(Task goal) Return the listing below word for word.

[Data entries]
########################################

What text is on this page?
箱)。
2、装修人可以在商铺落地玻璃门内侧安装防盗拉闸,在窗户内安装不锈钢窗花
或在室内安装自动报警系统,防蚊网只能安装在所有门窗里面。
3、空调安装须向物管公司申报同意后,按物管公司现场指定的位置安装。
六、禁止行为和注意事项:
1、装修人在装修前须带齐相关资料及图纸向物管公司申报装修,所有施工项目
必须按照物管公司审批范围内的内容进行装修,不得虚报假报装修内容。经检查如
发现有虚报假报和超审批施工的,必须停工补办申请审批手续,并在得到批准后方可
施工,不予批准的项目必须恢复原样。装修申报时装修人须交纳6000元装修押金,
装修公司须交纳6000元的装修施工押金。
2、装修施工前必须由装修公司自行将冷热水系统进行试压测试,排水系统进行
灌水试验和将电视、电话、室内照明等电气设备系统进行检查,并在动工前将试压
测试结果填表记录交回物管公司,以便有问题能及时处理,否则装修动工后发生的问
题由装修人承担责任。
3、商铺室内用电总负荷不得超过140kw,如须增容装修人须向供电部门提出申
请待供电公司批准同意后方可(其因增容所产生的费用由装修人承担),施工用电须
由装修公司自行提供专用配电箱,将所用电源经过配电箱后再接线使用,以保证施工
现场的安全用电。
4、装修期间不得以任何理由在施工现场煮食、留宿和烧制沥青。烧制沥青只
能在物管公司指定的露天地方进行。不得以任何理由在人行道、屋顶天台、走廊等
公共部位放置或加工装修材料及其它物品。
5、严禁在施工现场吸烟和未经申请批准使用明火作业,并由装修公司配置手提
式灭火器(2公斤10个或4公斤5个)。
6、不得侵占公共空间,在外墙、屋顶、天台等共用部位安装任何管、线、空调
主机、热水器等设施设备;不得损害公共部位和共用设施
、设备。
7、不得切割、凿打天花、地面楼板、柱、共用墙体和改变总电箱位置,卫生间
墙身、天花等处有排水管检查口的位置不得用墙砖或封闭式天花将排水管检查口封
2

########################################

(Response below)
What text is on this page?
箱)。
2、装修人可以在商铺落地玻璃门内侧安装防盗拉闸,在窗户内安装不锈钢窗花
或在室内安装自动报警系统,防蚊网只能安装在所有门窗里面。
3、空调安装须向物管公司申报同意后,按物管公司现场指定的位置安装。
六、禁止行为和注意事项:
1、装修人在装修前须带齐相关资料及图纸向物管公司申报装修,所有施工项目
必须按照物管公司审批范围内的内容进行装修,不得虚报假报装修内容。经检查如
发现有虚报假报和超审批施工的,必须停工补办申请审批手续,并在得到批准后方可
施工,不予批准的项目必须恢复原样。装修申报时装修人须交纳6000元装修押金,
装修公司须交纳6000元的装修施工押金。
2、装修施工前必须由装修公司自行将冷热水系统进行试压测试,排水系统进行
灌水试验和将电视、电话、室内照明等电气设备系统进行检查,并在动工前将试压
测试结果填表记录交回物管公司,以便有问题能及时处理,否则装修动工后发生的问
题由装修人承担责任。
3、商铺室内用电总负荷不得超过140kw,如须增容装修人须向供电部门提出申
请待供电公司批准同意后方可(其因增容所产生的费用由装修人承担),施工用电须
由装修公司自行提供专用配电箱,将所用电源经过配电箱后再接线使用,以保证施工
现场的安全用电。
4、装修期间不得以任何理由在施工现场煮食、留宿和烧制沥青。烧制沥青只
能在物管公司指定的露天地方进行。不得以任何理由在人行道、屋顶天台、走廊等
公共部位放置或加工装修材料及其它物品。
5、严禁在施工现场吸烟和未经申请批准使用明火作业,并由装修公司配置手提
式灭火器(2公斤10个或4公斤5个)。
6、不得侵占公共空间,在外墙、屋顶、天台等共用部位安装任何管、线、空调
主机、热水器等设施设备;不得损害公共部位和共用设施
、设备。
7、不得切割、凿打天花、地面楼板、柱、共用墙体和改变总电箱位置,卫生间
墙身、天花等处有排水管检查口的位置不得用墙砖或封闭式天花将排水管检查口封
2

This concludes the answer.